_Directions:_ Retype all of the data. Every line must match exactly.

_Records for this exercise:_

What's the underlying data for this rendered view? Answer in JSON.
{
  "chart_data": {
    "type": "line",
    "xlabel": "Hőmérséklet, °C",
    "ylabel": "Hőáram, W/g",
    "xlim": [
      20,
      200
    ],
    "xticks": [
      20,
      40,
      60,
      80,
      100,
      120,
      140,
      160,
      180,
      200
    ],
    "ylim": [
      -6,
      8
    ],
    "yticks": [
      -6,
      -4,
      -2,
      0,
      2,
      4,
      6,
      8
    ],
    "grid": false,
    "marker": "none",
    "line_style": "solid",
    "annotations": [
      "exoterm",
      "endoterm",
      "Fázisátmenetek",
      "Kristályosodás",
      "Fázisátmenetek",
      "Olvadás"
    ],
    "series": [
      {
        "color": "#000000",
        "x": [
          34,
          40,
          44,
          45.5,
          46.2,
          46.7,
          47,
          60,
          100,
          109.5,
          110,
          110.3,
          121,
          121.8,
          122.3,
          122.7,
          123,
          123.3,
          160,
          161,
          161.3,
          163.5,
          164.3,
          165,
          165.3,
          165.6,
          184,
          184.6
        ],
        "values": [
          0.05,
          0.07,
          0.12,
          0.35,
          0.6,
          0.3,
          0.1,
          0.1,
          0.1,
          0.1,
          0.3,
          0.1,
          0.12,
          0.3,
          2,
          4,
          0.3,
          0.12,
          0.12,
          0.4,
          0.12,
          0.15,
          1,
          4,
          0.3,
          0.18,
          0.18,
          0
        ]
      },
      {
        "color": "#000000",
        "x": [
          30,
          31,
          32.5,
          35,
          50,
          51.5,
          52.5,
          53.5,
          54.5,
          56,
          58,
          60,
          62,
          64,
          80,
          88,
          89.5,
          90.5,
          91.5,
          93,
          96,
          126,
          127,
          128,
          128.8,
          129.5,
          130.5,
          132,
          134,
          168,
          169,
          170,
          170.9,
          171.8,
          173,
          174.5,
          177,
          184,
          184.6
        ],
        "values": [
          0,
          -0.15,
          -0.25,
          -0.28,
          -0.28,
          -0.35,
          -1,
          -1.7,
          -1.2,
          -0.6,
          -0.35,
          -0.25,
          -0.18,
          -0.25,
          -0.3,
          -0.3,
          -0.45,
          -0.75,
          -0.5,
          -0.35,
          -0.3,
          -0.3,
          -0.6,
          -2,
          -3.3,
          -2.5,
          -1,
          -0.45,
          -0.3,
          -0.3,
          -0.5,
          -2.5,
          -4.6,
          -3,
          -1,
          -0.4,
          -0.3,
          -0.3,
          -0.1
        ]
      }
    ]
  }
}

_Written answer:_
What's the underlying data for this rendered view? Answer in JSON.
{
  "chart_data": {
    "type": "line",
    "xlabel": "Hőmérséklet, °C",
    "ylabel": "Hőáram, W/g",
    "xlim": [
      20,
      200
    ],
    "xticks": [
      20,
      40,
      60,
      80,
      100,
      120,
      140,
      160,
      180,
      200
    ],
    "ylim": [
      -6,
      8
    ],
    "yticks": [
      -6,
      -4,
      -2,
      0,
      2,
      4,
      6,
      8
    ],
    "grid": false,
    "marker": "none",
    "line_style": "solid",
    "annotations": [
      "exoterm",
      "endoterm",
      "Fázisátmenetek",
      "Kristályosodás",
      "Fázisátmenetek",
      "Olvadás"
    ],
    "series": [
      {
        "color": "#000000",
        "x": [
          34,
          40,
          44,
          45.5,
          46.2,
          46.7,
          47,
          60,
          100,
          109.5,
          110,
          110.3,
          121,
          121.8,
          122.3,
          122.7,
          123,
          123.3,
          160,
          161,
          161.3,
          163.5,
          164.3,
          165,
          165.3,
          165.6,
          184,
          184.6
        ],
        "values": [
          0.05,
          0.07,
          0.12,
          0.35,
          0.6,
          0.3,
          0.1,
          0.1,
          0.1,
          0.1,
          0.3,
          0.1,
          0.12,
          0.3,
          2,
          4,
          0.3,
          0.12,
          0.12,
          0.4,
          0.12,
          0.15,
          1,
          4,
          0.3,
          0.18,
          0.18,
          0
        ]
      },
      {
        "color": "#000000",
        "x": [
          30,
          31,
          32.5,
          35,
          50,
          51.5,
          52.5,
          53.5,
          54.5,
          56,
          58,
          60,
          62,
          64,
          80,
          88,
          89.5,
          90.5,
          91.5,
          93,
          96,
          126,
          127,
          128,
          128.8,
          129.5,
          130.5,
          132,
          134,
          168,
          169,
          170,
          170.9,
          171.8,
          173,
          174.5,
          177,
          184,
          184.6
        ],
        "values": [
          0,
          -0.15,
          -0.25,
          -0.28,
          -0.28,
          -0.35,
          -1,
          -1.7,
          -1.2,
          -0.6,
          -0.35,
          -0.25,
          -0.18,
          -0.25,
          -0.3,
          -0.3,
          -0.45,
          -0.75,
          -0.5,
          -0.35,
          -0.3,
          -0.3,
          -0.6,
          -2,
          -3.3,
          -2.5,
          -1,
          -0.45,
          -0.3,
          -0.3,
          -0.5,
          -2.5,
          -4.6,
          -3,
          -1,
          -0.4,
          -0.3,
          -0.3,
          -0.1
        ]
      }
    ]
  }
}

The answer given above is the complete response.